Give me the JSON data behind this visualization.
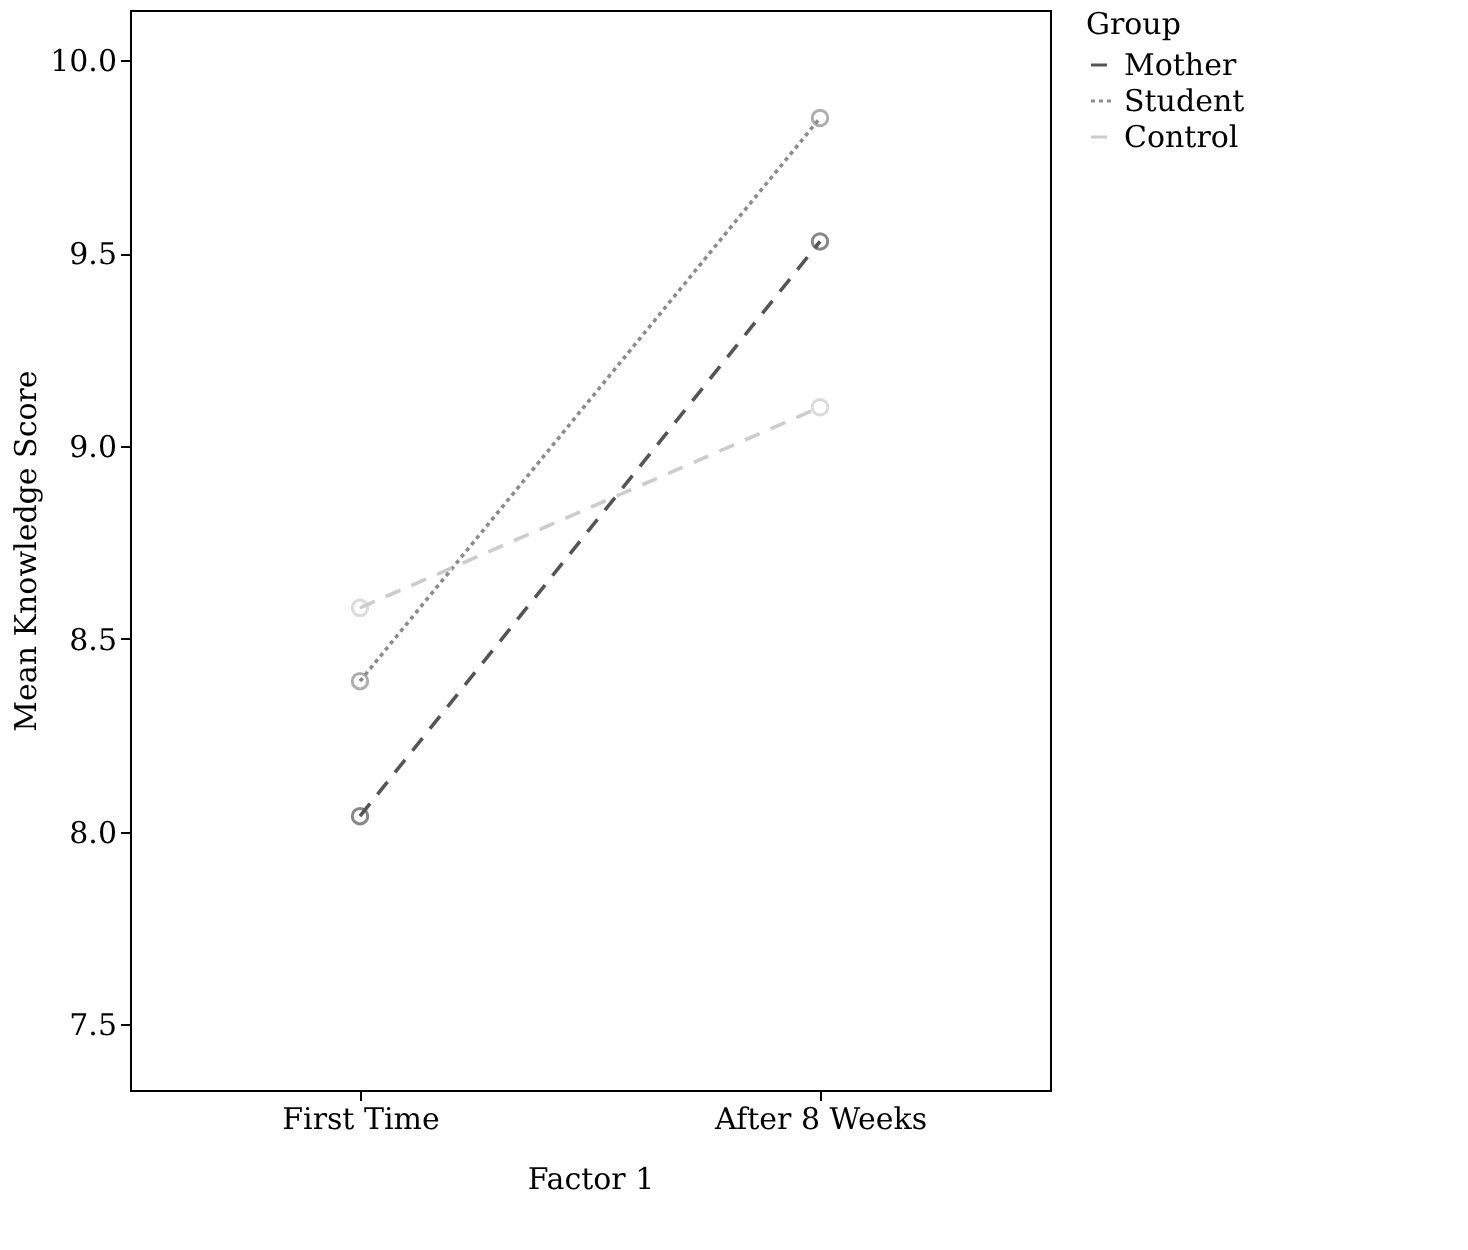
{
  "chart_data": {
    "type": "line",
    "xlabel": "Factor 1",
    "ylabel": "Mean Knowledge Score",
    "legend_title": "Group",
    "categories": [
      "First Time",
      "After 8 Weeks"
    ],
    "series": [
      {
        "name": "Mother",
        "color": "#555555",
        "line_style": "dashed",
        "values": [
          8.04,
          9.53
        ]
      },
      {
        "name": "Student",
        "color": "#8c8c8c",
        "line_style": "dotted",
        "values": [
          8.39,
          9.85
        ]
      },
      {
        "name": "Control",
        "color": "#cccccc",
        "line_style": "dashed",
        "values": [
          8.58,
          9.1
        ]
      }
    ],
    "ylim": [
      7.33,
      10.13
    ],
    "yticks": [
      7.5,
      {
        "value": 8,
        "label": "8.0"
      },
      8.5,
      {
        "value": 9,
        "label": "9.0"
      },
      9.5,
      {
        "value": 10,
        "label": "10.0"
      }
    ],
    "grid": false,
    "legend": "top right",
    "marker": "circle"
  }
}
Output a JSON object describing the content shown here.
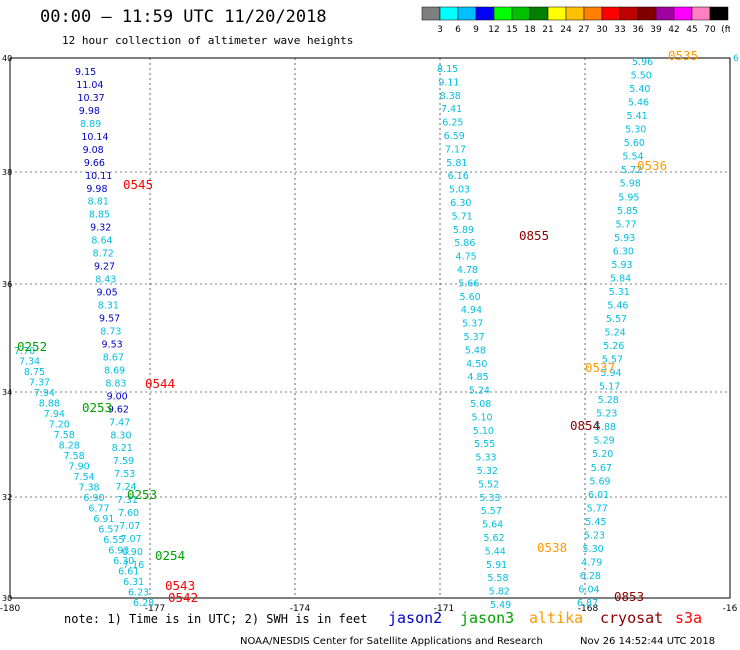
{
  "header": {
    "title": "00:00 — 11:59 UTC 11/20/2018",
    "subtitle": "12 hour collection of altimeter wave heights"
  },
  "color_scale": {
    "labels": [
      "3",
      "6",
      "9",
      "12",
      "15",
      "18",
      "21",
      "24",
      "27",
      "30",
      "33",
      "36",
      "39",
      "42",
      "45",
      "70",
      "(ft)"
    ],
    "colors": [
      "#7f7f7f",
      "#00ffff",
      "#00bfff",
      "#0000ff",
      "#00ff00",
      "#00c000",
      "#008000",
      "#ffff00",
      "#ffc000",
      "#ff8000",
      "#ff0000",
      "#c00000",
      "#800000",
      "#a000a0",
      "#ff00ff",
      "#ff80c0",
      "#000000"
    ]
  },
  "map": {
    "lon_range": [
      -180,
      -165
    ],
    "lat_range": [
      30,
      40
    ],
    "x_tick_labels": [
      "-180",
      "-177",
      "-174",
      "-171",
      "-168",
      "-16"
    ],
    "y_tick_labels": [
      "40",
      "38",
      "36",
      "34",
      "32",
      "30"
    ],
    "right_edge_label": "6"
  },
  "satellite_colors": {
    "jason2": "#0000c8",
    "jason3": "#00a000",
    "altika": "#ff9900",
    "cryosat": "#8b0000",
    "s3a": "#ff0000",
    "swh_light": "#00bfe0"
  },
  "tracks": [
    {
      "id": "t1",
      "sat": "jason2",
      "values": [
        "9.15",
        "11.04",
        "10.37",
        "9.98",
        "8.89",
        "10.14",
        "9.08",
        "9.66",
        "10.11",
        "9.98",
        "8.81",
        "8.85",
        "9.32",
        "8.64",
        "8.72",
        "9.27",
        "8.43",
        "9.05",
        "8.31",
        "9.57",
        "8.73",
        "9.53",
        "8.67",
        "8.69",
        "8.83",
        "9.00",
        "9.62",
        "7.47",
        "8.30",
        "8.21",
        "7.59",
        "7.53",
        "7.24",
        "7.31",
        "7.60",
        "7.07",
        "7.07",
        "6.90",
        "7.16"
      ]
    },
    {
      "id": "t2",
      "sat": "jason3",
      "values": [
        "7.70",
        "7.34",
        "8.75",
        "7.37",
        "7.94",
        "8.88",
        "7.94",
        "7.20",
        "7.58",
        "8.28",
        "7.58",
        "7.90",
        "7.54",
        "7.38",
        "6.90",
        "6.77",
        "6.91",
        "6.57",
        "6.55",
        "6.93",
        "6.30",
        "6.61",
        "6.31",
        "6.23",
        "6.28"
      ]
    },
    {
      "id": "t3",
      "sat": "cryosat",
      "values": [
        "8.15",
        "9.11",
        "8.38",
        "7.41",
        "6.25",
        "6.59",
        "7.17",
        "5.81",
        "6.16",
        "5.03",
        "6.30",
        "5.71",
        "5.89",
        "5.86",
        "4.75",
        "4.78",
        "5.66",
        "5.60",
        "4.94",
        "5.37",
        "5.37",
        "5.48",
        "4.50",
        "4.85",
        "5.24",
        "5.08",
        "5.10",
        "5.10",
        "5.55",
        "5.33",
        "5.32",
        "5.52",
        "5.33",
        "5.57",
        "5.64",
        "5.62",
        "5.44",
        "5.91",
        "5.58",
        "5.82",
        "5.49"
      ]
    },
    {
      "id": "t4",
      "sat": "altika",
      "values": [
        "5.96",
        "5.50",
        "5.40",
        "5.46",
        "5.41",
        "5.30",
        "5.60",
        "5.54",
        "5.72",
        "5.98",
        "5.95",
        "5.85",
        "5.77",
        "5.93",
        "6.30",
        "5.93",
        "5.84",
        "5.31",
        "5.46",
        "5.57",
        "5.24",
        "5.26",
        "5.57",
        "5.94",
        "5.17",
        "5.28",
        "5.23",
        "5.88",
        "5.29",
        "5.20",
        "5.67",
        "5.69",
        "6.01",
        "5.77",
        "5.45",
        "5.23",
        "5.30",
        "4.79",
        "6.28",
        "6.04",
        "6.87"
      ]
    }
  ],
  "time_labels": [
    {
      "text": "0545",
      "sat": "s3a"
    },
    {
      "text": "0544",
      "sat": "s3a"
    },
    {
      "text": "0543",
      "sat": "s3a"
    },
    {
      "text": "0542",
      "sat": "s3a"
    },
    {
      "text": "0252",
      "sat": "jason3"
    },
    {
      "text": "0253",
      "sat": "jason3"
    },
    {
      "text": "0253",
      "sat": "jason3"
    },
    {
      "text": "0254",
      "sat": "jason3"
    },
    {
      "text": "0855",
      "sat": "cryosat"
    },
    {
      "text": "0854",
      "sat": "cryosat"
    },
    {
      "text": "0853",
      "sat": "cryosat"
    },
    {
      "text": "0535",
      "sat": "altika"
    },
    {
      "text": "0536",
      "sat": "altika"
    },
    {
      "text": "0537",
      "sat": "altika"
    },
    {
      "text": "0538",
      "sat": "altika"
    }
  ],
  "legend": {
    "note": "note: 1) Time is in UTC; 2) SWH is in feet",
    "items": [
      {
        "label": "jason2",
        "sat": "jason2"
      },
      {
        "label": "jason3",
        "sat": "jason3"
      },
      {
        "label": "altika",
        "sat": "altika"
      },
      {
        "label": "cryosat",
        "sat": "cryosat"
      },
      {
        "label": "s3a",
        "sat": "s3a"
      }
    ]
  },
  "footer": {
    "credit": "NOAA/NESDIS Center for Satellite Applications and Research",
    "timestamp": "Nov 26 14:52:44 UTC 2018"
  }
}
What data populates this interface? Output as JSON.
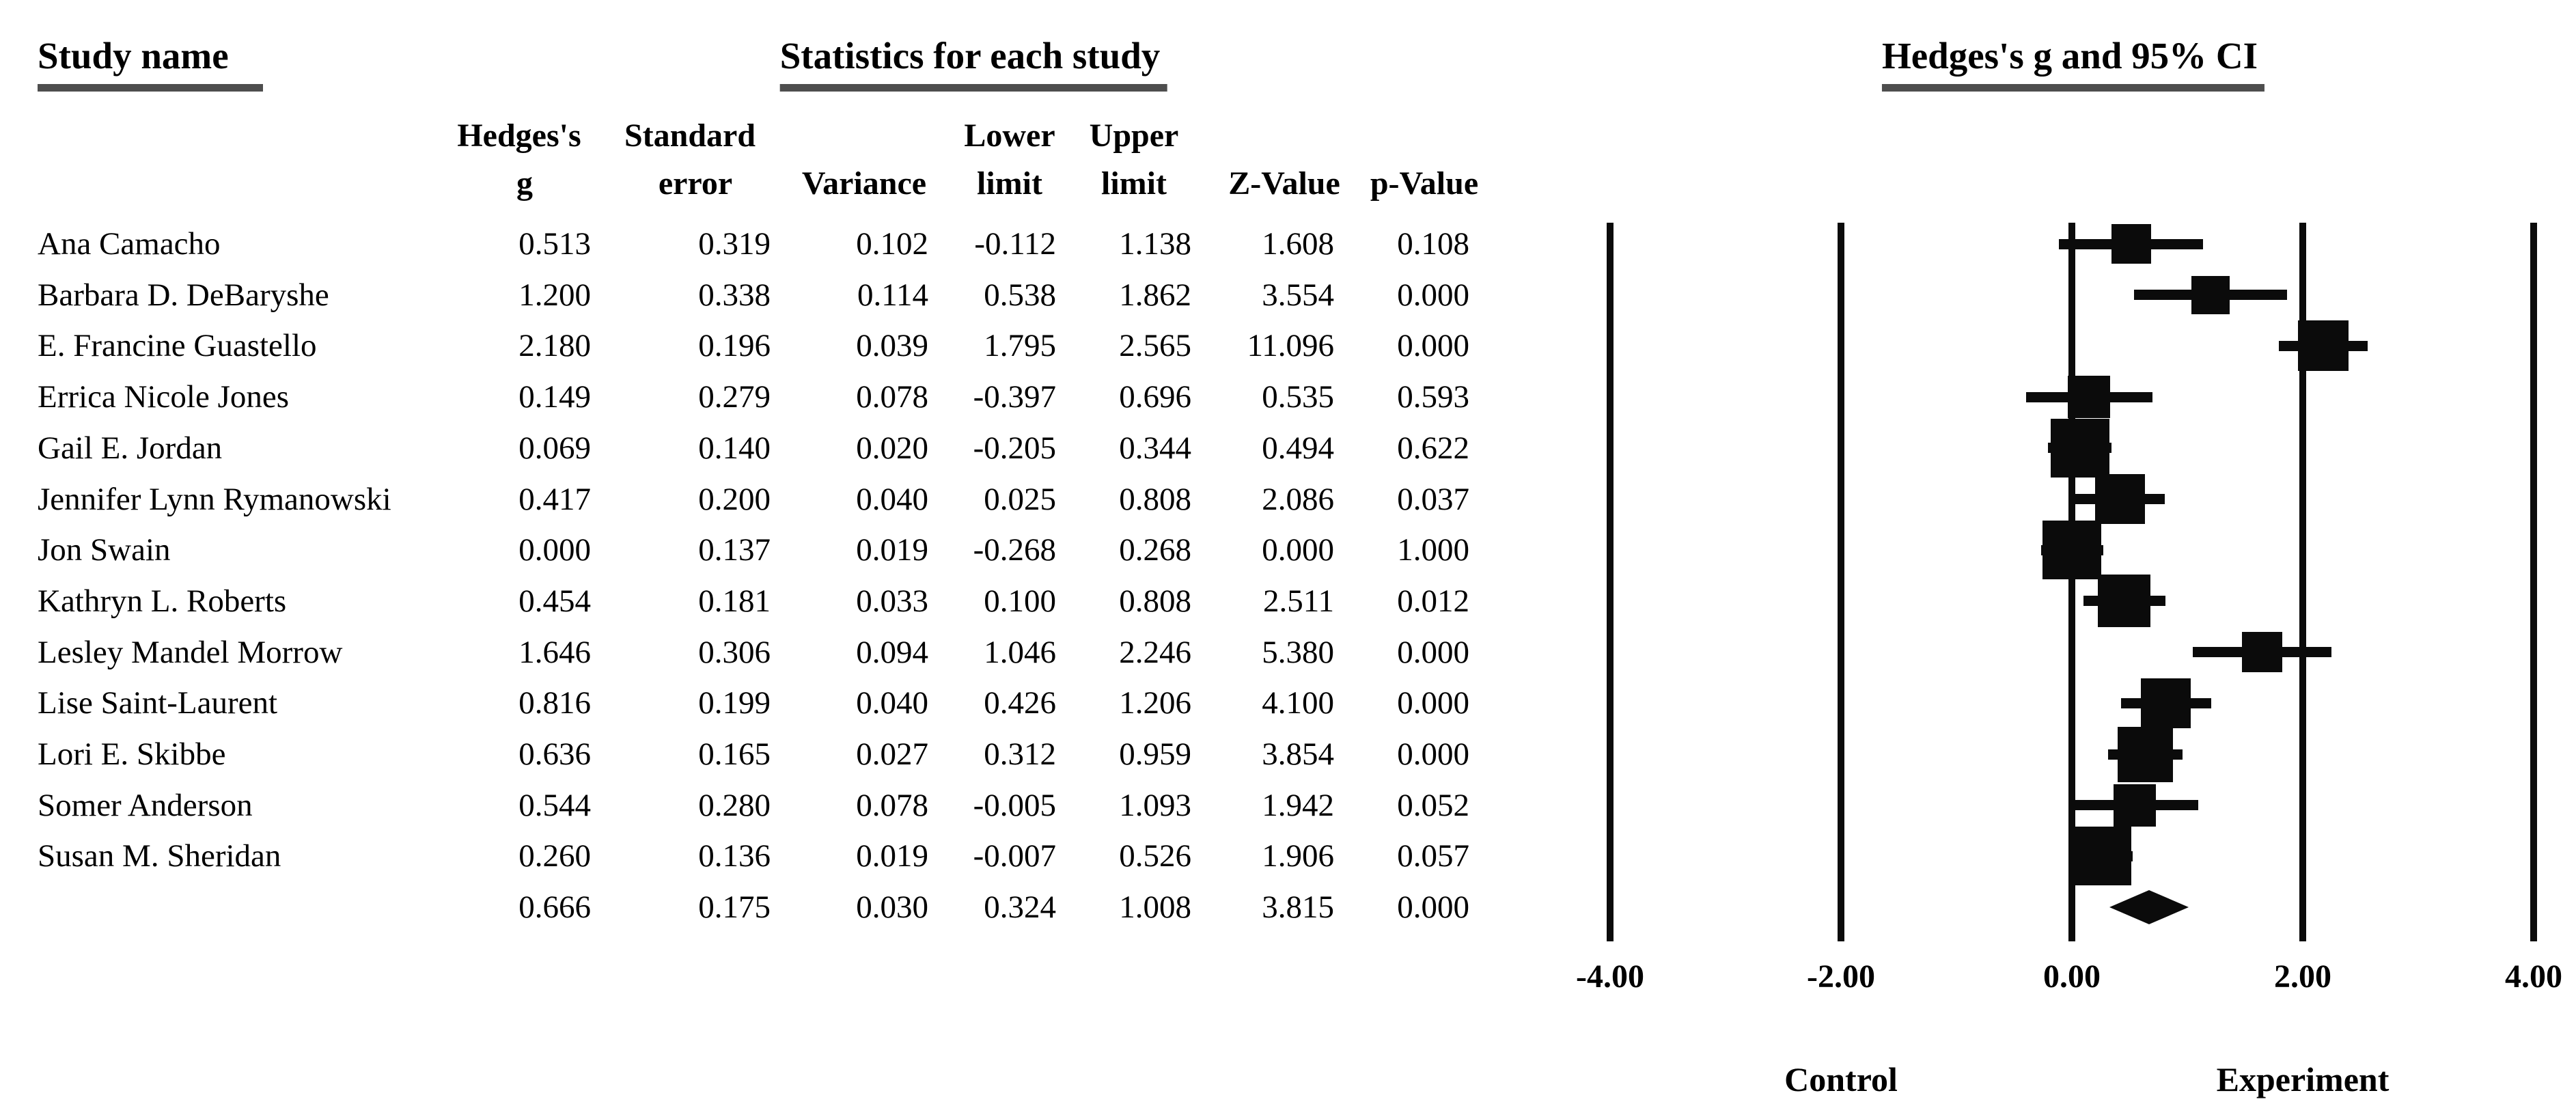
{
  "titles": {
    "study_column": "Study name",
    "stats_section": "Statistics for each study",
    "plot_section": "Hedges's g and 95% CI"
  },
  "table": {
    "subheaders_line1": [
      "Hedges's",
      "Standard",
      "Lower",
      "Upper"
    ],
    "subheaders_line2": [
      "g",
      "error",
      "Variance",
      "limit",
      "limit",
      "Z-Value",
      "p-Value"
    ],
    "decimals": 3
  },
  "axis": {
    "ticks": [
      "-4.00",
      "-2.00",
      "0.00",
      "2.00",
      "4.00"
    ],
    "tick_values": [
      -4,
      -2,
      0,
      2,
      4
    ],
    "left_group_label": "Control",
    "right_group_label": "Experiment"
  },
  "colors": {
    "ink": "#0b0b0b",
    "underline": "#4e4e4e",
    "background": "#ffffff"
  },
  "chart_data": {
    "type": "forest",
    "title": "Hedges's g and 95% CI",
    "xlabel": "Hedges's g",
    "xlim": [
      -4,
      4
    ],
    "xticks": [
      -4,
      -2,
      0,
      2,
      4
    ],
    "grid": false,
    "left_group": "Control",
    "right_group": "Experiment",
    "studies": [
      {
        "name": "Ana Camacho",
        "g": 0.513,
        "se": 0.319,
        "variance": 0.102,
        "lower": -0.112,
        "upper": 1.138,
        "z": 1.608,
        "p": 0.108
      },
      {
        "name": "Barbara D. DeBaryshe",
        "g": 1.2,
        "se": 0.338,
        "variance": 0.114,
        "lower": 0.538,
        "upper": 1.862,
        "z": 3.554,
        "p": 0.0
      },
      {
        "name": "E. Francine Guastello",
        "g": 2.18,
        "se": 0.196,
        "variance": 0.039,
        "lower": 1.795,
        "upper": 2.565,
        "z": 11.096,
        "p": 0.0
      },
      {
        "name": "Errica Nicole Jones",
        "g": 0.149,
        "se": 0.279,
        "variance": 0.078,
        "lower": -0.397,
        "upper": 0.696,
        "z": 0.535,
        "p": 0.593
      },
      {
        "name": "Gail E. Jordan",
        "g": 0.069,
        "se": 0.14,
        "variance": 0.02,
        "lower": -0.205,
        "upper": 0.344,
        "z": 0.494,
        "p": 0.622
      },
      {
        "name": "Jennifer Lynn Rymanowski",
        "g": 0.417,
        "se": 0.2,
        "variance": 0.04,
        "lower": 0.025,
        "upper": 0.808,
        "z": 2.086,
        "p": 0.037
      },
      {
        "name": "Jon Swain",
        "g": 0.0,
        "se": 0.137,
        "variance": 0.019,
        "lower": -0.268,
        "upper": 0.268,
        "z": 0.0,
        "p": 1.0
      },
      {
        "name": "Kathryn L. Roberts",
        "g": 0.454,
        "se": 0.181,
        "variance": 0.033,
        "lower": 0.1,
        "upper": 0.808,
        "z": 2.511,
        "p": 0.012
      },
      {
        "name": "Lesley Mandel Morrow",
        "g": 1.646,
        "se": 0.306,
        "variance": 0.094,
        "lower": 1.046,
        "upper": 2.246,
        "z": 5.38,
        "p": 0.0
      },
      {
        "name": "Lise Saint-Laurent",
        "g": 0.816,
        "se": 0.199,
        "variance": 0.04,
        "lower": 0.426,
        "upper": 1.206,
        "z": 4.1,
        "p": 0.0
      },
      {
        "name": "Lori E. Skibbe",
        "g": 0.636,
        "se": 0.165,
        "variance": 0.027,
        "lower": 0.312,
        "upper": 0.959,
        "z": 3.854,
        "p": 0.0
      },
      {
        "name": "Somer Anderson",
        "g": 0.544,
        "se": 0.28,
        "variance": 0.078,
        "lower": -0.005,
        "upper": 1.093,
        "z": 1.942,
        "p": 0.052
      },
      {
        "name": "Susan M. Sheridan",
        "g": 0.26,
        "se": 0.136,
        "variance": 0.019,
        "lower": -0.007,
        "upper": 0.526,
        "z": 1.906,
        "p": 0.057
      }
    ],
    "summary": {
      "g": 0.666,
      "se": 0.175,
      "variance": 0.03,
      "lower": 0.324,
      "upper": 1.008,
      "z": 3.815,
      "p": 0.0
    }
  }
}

:::

**Problem statement**
Show the lines of the records that contain the word "Experiment".

**Result of this exercise**
    "right_group_label": "Experiment"
    "right_group": "Experiment",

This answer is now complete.